WHAT YOU WILL DO:
For the records that follow, return only the count of lines containing the string "已更換新品".

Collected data

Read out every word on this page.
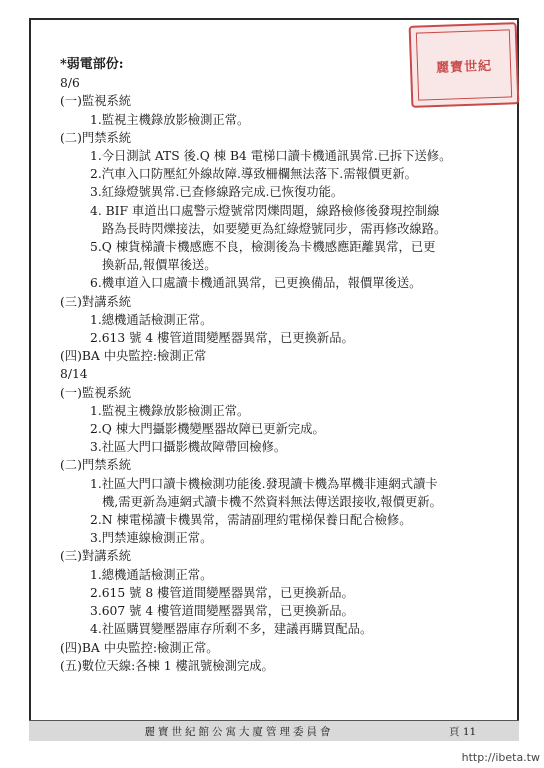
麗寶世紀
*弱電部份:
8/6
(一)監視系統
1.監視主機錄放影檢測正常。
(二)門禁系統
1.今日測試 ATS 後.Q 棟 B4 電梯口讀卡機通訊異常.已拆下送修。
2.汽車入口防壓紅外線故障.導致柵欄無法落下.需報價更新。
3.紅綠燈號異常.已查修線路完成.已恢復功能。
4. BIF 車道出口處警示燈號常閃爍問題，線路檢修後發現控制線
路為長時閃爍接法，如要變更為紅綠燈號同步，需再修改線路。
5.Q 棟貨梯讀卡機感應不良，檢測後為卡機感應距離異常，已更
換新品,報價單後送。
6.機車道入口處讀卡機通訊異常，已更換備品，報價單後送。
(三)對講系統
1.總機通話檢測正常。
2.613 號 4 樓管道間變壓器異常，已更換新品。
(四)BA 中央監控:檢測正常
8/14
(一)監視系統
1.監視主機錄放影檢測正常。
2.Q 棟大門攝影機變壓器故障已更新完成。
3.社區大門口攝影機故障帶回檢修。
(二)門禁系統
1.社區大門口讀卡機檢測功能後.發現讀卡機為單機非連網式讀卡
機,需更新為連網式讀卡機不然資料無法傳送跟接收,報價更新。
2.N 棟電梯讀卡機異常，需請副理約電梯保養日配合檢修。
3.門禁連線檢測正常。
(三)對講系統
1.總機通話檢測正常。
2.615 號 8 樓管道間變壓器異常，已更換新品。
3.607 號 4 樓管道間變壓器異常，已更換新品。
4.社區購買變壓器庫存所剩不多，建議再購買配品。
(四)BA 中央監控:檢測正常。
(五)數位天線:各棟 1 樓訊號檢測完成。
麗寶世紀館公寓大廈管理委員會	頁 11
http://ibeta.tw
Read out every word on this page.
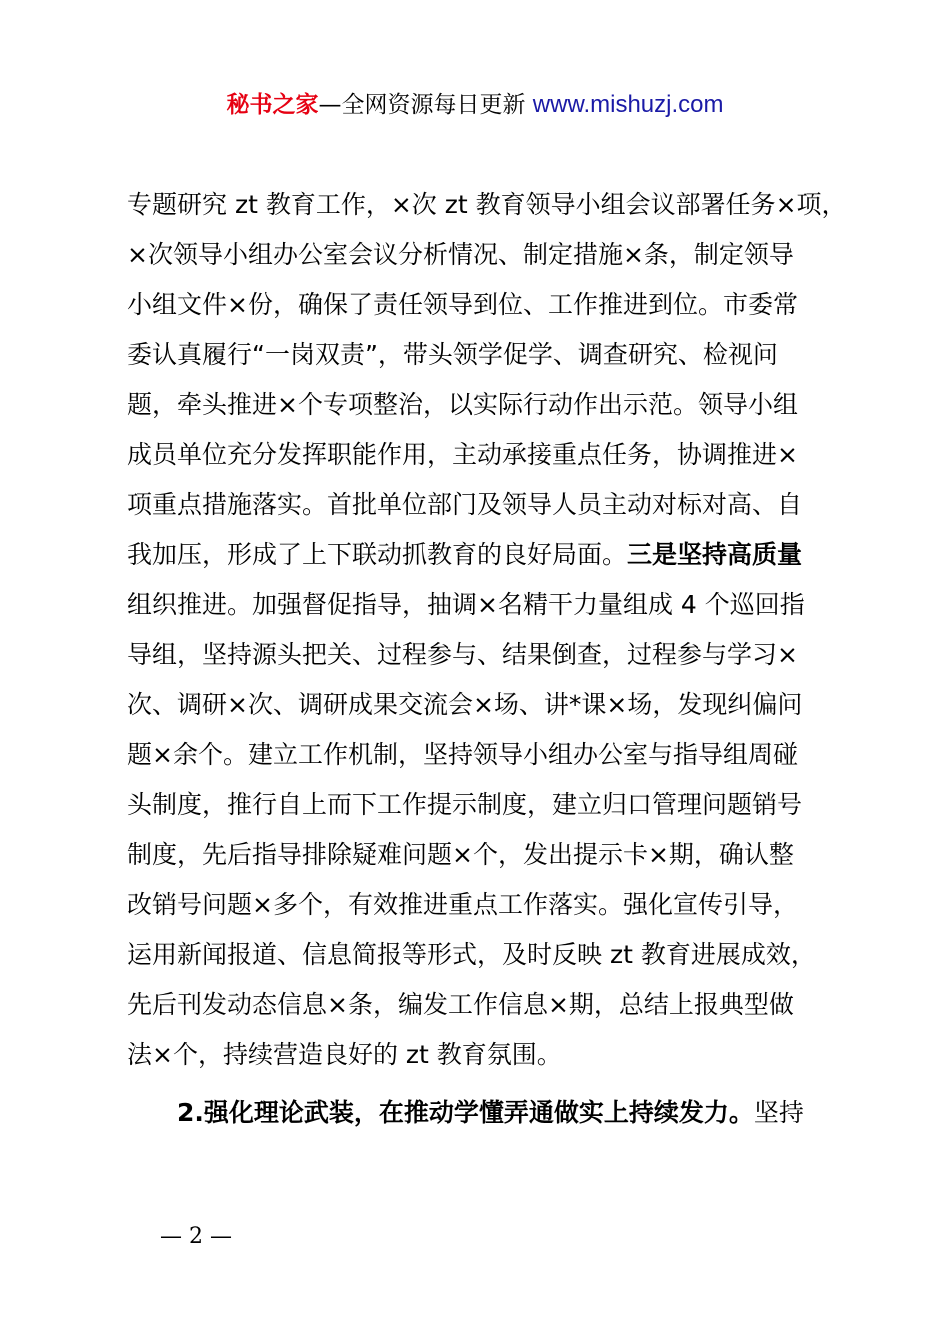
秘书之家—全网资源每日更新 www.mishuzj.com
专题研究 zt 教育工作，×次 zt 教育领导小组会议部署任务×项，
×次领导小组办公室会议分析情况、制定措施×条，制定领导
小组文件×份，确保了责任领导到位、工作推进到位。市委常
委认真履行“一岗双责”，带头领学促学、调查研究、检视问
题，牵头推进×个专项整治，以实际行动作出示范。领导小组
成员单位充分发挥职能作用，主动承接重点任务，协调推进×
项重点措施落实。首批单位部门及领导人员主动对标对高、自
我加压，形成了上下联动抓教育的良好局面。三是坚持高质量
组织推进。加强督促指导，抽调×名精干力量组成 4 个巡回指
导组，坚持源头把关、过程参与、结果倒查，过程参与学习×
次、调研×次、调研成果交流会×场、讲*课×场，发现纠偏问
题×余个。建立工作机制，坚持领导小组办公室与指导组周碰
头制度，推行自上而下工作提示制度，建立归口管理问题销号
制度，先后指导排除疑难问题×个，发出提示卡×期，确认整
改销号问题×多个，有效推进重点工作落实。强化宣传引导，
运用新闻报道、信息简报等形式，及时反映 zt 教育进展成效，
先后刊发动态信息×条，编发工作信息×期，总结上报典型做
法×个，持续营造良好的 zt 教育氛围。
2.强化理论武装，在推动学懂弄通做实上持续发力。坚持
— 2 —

ANSWER TO THIS EXERCISE:
3